--- START Information given ---

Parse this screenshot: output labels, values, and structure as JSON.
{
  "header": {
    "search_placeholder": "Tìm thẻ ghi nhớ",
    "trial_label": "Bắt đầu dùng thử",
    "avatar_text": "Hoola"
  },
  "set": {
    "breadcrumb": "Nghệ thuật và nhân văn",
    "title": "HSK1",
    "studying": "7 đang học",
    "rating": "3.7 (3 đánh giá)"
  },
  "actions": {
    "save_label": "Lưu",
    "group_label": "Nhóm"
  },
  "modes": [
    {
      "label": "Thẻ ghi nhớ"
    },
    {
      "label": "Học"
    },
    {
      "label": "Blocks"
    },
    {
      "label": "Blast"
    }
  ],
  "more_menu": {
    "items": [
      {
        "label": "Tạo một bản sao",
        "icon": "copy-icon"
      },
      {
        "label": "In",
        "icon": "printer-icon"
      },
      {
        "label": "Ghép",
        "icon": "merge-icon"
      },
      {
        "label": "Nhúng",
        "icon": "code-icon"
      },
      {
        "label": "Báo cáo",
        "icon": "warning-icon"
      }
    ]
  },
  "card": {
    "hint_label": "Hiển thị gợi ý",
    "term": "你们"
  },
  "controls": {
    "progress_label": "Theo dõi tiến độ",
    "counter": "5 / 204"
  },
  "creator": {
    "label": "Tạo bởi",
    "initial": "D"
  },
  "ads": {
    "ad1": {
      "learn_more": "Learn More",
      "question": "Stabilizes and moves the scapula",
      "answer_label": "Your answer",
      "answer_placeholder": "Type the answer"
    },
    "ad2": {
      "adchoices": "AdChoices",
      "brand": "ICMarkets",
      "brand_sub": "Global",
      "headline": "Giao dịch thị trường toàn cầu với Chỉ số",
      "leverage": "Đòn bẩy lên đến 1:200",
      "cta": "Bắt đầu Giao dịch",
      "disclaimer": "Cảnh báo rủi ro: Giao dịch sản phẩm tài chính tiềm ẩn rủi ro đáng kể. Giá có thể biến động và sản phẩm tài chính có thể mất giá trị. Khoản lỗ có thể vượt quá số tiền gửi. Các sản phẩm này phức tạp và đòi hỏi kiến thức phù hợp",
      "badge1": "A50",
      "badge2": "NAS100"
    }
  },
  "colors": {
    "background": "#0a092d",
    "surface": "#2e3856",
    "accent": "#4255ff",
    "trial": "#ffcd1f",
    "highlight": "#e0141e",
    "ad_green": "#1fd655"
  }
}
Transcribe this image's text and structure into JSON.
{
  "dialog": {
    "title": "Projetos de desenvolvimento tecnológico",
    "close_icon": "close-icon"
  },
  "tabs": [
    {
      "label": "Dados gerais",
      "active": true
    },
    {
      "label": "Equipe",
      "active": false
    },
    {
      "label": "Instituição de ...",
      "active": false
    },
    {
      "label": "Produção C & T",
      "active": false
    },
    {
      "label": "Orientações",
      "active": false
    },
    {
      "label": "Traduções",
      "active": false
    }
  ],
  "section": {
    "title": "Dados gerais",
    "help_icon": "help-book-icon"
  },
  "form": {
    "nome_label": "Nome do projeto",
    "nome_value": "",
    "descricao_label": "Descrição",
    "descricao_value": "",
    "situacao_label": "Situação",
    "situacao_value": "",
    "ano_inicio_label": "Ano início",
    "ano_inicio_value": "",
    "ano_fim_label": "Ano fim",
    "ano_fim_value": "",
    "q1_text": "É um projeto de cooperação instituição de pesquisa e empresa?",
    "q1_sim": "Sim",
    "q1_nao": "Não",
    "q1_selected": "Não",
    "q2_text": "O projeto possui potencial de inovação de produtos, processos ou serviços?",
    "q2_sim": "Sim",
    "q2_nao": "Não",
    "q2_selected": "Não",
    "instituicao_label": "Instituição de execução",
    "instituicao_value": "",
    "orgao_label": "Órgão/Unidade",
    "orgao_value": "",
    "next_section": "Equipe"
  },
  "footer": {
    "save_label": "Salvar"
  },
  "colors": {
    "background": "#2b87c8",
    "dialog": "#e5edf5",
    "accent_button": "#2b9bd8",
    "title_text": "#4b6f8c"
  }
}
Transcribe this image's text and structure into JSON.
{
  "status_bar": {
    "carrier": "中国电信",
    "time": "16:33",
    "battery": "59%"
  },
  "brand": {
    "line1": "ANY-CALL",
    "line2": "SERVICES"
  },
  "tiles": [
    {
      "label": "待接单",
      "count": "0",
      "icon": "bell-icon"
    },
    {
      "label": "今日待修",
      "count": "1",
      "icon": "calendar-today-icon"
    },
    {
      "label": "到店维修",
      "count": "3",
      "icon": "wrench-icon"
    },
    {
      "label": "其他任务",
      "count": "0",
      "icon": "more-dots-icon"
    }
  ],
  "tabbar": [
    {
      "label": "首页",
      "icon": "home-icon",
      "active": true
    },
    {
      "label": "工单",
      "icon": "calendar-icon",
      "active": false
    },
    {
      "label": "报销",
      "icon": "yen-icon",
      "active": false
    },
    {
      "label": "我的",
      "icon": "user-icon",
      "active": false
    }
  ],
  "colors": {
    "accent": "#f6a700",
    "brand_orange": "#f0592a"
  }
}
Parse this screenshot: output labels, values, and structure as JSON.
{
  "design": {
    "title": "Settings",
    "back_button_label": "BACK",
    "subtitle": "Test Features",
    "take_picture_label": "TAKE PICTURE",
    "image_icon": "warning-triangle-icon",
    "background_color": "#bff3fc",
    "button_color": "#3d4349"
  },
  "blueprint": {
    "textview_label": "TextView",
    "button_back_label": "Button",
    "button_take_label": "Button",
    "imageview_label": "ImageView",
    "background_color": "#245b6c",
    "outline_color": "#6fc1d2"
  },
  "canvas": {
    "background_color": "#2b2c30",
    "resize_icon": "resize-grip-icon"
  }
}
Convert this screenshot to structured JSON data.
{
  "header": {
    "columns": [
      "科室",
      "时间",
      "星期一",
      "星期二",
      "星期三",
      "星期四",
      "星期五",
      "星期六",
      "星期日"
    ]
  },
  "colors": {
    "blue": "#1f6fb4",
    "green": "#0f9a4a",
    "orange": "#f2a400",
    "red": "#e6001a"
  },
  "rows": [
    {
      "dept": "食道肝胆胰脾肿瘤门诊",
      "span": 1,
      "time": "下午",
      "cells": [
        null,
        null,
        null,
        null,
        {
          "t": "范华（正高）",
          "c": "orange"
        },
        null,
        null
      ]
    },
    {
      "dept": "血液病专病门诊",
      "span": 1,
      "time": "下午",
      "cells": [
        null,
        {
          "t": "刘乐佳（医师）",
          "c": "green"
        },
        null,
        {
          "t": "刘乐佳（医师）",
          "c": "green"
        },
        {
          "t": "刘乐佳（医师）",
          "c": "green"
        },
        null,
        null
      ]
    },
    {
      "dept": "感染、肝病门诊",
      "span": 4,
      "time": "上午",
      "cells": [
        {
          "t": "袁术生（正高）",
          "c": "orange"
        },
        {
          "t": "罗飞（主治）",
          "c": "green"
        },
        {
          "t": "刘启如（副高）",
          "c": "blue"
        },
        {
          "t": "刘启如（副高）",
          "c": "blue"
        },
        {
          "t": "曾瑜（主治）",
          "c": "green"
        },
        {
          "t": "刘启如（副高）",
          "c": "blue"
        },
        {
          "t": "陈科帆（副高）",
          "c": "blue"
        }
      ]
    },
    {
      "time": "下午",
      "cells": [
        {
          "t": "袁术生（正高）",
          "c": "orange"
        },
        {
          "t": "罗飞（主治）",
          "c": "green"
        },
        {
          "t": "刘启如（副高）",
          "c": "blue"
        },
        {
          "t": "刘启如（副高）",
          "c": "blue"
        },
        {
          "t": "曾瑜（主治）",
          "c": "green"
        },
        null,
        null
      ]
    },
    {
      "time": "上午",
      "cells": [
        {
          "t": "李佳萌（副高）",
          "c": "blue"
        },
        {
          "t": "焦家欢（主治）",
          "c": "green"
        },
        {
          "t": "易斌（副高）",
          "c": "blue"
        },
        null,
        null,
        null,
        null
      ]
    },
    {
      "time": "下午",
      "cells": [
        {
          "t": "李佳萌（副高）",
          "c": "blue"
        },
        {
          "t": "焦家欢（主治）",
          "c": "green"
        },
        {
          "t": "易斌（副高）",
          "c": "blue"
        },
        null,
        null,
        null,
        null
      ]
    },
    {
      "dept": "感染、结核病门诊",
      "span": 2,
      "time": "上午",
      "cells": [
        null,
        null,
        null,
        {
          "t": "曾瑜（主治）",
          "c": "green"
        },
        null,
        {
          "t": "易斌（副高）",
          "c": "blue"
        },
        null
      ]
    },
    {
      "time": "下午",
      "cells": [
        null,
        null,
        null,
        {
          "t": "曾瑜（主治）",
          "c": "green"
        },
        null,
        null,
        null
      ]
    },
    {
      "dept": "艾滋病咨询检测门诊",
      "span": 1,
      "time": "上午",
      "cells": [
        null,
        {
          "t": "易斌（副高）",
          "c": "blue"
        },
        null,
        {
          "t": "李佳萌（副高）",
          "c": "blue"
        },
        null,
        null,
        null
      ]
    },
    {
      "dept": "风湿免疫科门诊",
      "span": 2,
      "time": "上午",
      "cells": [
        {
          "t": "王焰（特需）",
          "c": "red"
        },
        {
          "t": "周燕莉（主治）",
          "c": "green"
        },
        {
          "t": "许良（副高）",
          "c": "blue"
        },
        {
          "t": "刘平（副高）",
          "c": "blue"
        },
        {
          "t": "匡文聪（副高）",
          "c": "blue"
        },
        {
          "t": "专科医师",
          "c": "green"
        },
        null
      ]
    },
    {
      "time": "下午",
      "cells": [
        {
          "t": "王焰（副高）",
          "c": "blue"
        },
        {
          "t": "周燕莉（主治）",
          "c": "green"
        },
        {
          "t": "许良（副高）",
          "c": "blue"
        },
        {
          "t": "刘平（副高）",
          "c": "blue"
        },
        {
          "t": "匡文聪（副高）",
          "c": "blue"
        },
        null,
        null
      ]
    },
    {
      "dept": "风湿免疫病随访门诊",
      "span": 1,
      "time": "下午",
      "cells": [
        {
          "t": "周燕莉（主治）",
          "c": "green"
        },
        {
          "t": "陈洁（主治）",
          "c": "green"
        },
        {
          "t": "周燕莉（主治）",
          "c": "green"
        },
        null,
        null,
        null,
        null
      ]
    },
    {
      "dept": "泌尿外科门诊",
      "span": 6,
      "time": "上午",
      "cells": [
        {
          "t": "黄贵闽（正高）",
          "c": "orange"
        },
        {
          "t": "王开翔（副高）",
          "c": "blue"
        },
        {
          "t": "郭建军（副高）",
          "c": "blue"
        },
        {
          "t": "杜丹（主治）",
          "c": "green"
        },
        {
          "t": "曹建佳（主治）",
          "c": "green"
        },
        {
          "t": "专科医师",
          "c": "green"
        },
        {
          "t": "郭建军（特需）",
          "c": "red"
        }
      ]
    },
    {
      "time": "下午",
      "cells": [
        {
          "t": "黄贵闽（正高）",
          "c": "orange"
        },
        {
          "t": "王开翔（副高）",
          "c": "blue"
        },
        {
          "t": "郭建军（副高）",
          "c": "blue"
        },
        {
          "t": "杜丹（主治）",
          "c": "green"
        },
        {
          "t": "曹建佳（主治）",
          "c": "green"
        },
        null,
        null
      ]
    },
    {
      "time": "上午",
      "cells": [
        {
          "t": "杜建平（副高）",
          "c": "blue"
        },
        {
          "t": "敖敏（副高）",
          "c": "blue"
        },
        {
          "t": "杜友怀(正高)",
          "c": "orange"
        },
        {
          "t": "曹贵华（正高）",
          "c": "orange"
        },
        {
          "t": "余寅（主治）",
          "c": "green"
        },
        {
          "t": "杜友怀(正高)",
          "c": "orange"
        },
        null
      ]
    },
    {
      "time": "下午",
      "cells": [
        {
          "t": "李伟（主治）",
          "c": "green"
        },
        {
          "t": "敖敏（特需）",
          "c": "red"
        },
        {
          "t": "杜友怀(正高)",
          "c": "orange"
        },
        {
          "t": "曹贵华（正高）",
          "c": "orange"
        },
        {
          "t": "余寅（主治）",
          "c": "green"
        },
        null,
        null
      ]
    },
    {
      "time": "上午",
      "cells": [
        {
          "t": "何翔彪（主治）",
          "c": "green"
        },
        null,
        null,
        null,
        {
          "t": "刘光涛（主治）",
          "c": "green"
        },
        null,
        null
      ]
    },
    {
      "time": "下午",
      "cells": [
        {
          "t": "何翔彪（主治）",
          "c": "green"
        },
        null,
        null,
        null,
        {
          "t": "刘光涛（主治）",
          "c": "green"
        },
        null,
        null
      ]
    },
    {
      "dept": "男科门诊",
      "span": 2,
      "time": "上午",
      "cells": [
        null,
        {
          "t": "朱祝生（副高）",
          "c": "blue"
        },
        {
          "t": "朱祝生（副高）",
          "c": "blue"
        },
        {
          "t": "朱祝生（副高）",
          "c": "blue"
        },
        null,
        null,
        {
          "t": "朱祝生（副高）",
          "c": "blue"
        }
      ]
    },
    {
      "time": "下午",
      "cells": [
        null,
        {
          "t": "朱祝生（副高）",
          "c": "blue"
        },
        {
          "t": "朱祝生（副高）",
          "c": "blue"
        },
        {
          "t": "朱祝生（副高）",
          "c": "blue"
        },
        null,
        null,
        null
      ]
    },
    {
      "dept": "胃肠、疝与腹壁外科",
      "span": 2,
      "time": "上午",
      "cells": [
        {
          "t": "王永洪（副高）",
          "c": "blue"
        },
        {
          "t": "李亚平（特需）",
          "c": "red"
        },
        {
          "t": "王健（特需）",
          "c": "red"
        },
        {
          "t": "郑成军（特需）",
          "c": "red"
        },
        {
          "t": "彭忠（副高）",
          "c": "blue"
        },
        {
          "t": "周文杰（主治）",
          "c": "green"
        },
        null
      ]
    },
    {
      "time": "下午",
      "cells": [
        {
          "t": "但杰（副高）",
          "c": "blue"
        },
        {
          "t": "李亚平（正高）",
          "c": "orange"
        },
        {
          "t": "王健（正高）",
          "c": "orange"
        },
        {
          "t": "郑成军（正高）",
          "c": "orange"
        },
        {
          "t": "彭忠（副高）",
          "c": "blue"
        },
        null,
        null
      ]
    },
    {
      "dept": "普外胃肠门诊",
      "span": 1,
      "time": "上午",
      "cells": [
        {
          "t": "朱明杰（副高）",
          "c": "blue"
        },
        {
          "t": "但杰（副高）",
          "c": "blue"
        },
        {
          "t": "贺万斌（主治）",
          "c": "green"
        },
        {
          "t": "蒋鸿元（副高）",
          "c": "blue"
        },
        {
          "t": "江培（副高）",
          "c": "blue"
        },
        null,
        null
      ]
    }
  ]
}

--- END Information given ---

_Directions_
List all lines above in which the string "dịch" appears.

_The reply_
      "headline": "Giao dịch thị trường toàn cầu với Chỉ số",
      "cta": "Bắt đầu Giao dịch",
      "disclaimer": "Cảnh báo rủi ro: Giao dịch sản phẩm tài chính tiềm ẩn rủi ro đáng kể. Giá có thể biến động và sản phẩm tài chính có thể mất giá trị. Khoản lỗ có thể vượt quá số tiền gửi. Các sản phẩm này phức tạp và đòi hỏi kiến thức phù hợp",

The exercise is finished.